Text provided:
Skip to main content

A federated Random Forest implementation

Project description

fed_rf_mk

Federated Random Forests and XGBoost with PySyft

Privacy-preserving federated learning for tree-based models (RandomForest, XGBoost) using PySyft. Includes orchestration client, datasite server utilities, remote training/evaluation functions, model aggregation, and explainability (SHAP, PFI). PyPI version License: MIT

Table of Contents

  • What’s New
  • Overview
  • Repository Structure
  • Installation
  • Quickstart
  • Detailed Usage
    • Parameters
    • RandomForest example
    • XGBoost example
  • Data
  • Models & Experiments
  • Outputs & Logging
  • Extending the Project
  • Troubleshooting / FAQ
  • Changelog
  • Citation / License / Acknowledgements
  • To‑Verify

What’s New

  • Modularized architecture:
    • remote_tasks.py for remote ml_experiment and evaluate_global_model.
    • Orchestrator modules for datasites and weights.
    • Handlers for explainability (SHAP, PFI).
    • Aggregation for RF and evaluation-time ensembling for XGB.
  • Configurable explainability:
    • Toggle SHAP/PFI and tune shap_sample_size, pfi_n_repeats.
  • Nested hyperparameters:
    • Use model_params for model-specific settings (e.g., XGB’s learning_rate, max_depth, device).
  • Safer utilities:
    • Better logging and guards for datasite IO and request status.
  • Tests + CI:
    • Unit tests for weights, aggregation, remote tasks, plus pre-commit hooks and GitHub Actions.

Overview

This project demonstrates a practical federated learning workflow on top of PySyft. It supports:

  • Training RF/XGB on multiple datasites without moving raw data.
  • Aggregating models (RF) and evaluating ensembles (XGB).
  • Explainability across silos via SHAP and PFI with weighted averaging.

High-level flow:

flowchart LR
  A[FLClient] --> B[DataSiteManager]
  B -->|Syft requests| C[(Datasites)]
  C -->|Run| D[remote_tasks.ml_experiment]
  C -->|Run| E[remote_tasks.evaluate_global_model]
  A --> F[WeightManager]
  A --> G[ModelAggregator]
  A --> H[SHAPHandler]
  A --> I[PFIHandler]
  D -->|return model + analysis| G
  D -->|return SHAP| H
  D -->|return PFI| I
  G -->|merged model/ensemble| A
  H -->|averaged SHAP| A
  I -->|averaged PFI| A

Repository Structure

  • package-pysyft/client.py — FL client orchestrator (connects to datasites, coordinates training/evaluation).

Data for this task:
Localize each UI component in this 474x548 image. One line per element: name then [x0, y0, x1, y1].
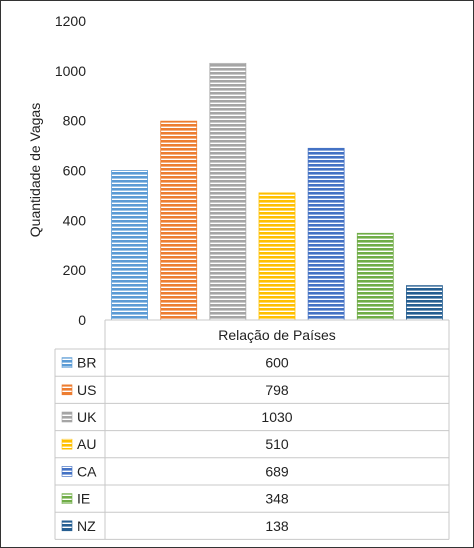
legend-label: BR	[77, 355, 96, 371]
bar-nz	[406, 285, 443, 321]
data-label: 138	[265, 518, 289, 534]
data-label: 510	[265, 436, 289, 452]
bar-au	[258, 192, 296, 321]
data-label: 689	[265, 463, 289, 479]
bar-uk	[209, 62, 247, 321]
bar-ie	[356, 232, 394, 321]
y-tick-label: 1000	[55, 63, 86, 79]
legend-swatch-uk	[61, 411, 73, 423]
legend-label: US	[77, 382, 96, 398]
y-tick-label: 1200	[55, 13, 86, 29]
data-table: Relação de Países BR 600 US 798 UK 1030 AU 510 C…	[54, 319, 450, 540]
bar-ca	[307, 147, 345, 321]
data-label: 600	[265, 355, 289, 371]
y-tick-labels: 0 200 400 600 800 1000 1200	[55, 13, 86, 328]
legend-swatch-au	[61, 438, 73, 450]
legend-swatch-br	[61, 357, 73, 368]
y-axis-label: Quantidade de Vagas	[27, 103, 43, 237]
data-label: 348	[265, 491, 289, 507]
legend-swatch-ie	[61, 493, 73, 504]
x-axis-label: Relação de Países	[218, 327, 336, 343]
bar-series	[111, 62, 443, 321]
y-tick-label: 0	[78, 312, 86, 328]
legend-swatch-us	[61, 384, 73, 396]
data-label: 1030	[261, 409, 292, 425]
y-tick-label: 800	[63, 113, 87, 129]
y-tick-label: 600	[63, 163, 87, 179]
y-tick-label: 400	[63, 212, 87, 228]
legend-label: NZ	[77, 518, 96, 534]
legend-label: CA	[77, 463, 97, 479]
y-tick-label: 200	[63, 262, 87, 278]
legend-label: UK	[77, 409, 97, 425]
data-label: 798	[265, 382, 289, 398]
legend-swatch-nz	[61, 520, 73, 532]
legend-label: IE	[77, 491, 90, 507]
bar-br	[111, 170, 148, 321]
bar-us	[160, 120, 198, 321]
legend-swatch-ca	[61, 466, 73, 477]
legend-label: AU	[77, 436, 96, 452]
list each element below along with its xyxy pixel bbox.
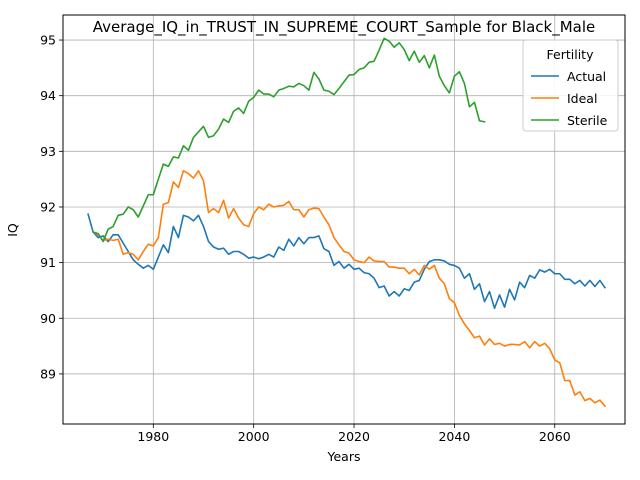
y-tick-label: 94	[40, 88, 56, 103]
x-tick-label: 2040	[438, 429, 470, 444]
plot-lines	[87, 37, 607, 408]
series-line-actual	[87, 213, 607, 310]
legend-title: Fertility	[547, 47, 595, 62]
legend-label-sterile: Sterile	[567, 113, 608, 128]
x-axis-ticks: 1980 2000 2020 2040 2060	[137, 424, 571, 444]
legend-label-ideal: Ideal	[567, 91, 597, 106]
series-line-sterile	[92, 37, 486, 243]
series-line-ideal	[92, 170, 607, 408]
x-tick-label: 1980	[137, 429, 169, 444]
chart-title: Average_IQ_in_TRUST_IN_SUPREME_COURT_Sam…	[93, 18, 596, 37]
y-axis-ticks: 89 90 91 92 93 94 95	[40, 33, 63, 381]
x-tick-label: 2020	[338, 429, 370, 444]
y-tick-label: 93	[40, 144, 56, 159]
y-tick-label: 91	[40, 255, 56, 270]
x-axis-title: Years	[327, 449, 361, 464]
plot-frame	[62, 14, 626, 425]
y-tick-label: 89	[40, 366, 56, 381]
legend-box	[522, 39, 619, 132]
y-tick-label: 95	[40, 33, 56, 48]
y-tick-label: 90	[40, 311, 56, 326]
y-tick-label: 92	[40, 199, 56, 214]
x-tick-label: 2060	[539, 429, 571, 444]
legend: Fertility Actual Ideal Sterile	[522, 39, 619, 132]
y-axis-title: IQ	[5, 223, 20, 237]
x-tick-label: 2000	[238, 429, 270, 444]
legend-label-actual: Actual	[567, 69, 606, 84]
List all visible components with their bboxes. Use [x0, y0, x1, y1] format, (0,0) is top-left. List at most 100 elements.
---
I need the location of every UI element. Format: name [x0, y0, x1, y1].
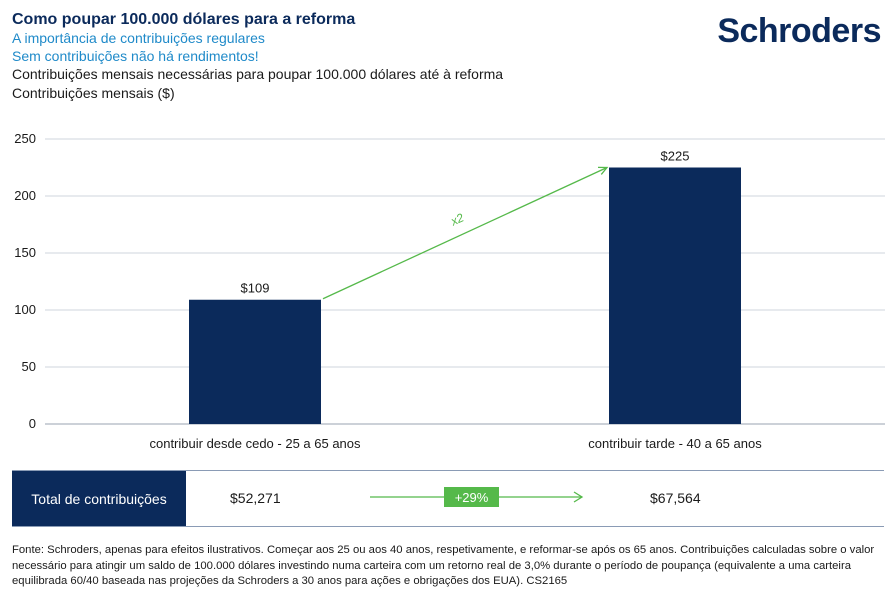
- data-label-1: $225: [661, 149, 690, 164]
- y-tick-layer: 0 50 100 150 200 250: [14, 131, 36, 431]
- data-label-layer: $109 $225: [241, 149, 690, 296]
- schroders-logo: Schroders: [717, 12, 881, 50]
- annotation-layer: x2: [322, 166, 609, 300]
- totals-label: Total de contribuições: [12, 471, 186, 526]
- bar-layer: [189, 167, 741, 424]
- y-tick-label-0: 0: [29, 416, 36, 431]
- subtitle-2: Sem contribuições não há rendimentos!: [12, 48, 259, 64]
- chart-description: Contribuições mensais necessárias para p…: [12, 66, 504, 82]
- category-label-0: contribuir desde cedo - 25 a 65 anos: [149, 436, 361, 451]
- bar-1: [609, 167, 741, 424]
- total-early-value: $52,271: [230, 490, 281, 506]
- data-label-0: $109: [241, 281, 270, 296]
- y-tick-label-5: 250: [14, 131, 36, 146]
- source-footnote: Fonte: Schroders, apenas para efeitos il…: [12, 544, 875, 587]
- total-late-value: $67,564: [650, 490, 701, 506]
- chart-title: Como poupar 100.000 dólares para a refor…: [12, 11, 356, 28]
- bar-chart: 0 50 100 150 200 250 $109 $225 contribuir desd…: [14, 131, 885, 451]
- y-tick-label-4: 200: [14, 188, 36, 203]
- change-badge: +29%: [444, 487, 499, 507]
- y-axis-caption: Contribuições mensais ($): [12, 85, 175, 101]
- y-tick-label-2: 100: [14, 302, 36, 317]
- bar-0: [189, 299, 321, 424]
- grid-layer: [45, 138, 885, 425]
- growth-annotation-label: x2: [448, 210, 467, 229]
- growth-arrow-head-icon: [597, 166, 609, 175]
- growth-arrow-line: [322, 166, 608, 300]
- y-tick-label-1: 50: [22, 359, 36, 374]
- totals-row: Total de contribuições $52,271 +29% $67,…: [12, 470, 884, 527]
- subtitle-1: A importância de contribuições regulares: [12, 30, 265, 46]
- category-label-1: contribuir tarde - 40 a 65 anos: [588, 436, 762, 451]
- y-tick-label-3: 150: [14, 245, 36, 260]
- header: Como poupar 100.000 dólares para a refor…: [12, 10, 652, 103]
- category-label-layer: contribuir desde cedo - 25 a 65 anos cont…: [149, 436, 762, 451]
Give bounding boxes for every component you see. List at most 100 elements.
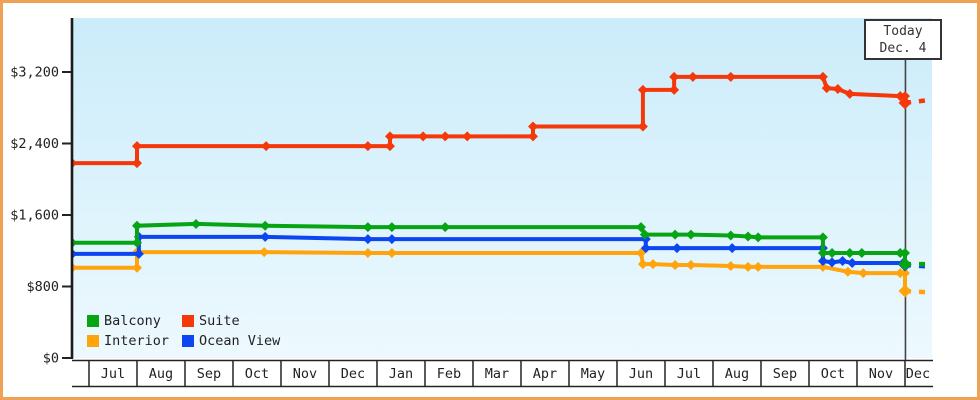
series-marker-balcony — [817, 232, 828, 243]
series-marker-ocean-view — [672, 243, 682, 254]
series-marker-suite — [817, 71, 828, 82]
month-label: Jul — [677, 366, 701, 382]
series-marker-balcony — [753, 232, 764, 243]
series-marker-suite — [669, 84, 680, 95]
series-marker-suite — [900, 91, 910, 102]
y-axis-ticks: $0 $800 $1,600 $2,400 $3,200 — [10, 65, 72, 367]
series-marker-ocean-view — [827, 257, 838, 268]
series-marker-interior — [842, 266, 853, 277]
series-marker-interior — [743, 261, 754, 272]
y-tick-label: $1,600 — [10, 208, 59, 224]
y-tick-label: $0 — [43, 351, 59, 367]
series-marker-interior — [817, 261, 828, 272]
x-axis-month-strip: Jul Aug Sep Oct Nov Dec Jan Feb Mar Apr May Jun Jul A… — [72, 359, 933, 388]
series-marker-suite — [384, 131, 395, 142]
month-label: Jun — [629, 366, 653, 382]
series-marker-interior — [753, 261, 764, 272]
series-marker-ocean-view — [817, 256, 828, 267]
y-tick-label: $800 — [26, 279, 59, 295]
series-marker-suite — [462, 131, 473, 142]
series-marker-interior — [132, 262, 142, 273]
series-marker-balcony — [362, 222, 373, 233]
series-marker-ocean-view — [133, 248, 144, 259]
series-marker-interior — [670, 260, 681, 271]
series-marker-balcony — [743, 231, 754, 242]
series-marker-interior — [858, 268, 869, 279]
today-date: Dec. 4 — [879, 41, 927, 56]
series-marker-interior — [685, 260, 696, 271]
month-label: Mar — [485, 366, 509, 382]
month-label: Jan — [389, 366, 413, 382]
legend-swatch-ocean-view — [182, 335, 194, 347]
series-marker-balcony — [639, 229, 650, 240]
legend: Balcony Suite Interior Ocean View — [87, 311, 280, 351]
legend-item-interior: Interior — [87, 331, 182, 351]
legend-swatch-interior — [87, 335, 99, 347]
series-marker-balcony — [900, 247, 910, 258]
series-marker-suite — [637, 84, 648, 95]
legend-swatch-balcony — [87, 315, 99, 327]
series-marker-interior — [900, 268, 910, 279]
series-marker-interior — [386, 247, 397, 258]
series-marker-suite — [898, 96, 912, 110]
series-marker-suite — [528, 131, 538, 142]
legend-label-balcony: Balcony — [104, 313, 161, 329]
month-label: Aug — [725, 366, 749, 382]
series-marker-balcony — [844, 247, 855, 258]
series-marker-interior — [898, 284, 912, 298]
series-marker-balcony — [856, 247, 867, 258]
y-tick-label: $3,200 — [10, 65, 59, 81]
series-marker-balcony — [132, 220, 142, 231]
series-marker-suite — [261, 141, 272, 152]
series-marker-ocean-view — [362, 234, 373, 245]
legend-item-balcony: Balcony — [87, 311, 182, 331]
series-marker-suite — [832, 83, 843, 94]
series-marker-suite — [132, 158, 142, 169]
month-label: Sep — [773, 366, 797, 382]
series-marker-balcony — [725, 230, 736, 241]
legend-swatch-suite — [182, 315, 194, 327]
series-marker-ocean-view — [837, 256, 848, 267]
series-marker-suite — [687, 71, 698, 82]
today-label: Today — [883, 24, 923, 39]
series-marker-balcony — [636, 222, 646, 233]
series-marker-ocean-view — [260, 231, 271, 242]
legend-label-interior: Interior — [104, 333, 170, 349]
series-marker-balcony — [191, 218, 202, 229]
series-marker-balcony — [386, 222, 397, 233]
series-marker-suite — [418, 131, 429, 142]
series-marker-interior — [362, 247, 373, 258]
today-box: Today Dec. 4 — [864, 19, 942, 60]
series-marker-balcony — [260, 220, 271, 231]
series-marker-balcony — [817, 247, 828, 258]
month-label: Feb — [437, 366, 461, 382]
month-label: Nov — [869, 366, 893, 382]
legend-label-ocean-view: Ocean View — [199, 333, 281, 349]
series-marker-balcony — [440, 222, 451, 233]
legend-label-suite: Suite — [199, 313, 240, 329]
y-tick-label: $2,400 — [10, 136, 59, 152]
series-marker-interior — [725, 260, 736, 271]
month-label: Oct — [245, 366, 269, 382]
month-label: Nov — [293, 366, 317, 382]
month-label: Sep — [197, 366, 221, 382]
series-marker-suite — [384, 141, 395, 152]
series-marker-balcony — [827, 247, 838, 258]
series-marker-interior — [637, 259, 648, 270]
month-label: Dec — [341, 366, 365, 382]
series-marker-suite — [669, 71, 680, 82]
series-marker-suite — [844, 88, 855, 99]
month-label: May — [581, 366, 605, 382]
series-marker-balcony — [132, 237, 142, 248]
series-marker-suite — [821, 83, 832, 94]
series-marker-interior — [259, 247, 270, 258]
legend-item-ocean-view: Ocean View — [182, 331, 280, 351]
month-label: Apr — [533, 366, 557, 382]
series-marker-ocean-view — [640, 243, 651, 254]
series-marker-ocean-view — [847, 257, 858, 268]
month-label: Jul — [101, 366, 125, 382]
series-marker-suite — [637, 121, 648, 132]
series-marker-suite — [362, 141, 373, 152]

Tasks and exercises:
(1) Do statements (a), (b), and (c) agree with the federated Random Forest project description? Answer yes or no for each, and quote the deciding words. (a) The project supports training on multiple datasites without moving raw data. (b) Aggregation is used for XGBoost models, while evaluation-time ensembling is used for RandomForest. (c) The project is released under the MIT license.
(2) Reproduce, character for character, everything in the first listing from the line containing "355, 96, 371]" down to the line containing "120, 198, 321]", including both of those lines.

Solutions to the problems:
(1)
(a) Yes: "Training RF/XGB on multiple datasites without moving raw data."
(b) No: "Aggregation for RF and evaluation-time ensembling for XGB."
(c) Yes: "License: MIT"

(2)
legend-label: BR	[77, 355, 96, 371]
bar-nz	[406, 285, 443, 321]
data-label: 138	[265, 518, 289, 534]
data-label: 510	[265, 436, 289, 452]
bar-au	[258, 192, 296, 321]
data-label: 689	[265, 463, 289, 479]
bar-uk	[209, 62, 247, 321]
bar-ie	[356, 232, 394, 321]
y-tick-label: 1000	[55, 63, 86, 79]
legend-swatch-uk	[61, 411, 73, 423]
legend-label: US	[77, 382, 96, 398]
y-tick-label: 1200	[55, 13, 86, 29]
data-table: Relação de Países BR 600 US 798 UK 1030 AU 510 C…	[54, 319, 450, 540]
bar-ca	[307, 147, 345, 321]
data-label: 600	[265, 355, 289, 371]
y-tick-labels: 0 200 400 600 800 1000 1200	[55, 13, 86, 328]
legend-swatch-au	[61, 438, 73, 450]
legend-swatch-br	[61, 357, 73, 368]
y-axis-label: Quantidade de Vagas	[27, 103, 43, 237]
data-label: 348	[265, 491, 289, 507]
legend-swatch-ie	[61, 493, 73, 504]
x-axis-label: Relação de Países	[218, 327, 336, 343]
bar-series	[111, 62, 443, 321]
y-tick-label: 0	[78, 312, 86, 328]
legend-swatch-us	[61, 384, 73, 396]
data-label: 1030	[261, 409, 292, 425]
y-tick-label: 800	[63, 113, 87, 129]
y-tick-label: 600	[63, 163, 87, 179]
y-tick-label: 400	[63, 212, 87, 228]
legend-label: NZ	[77, 518, 96, 534]
legend-label: CA	[77, 463, 97, 479]
y-tick-label: 200	[63, 262, 87, 278]
legend-label: UK	[77, 409, 97, 425]
data-label: 798	[265, 382, 289, 398]
legend-swatch-nz	[61, 520, 73, 532]
legend-label: IE	[77, 491, 90, 507]
bar-br	[111, 170, 148, 321]
bar-us	[160, 120, 198, 321]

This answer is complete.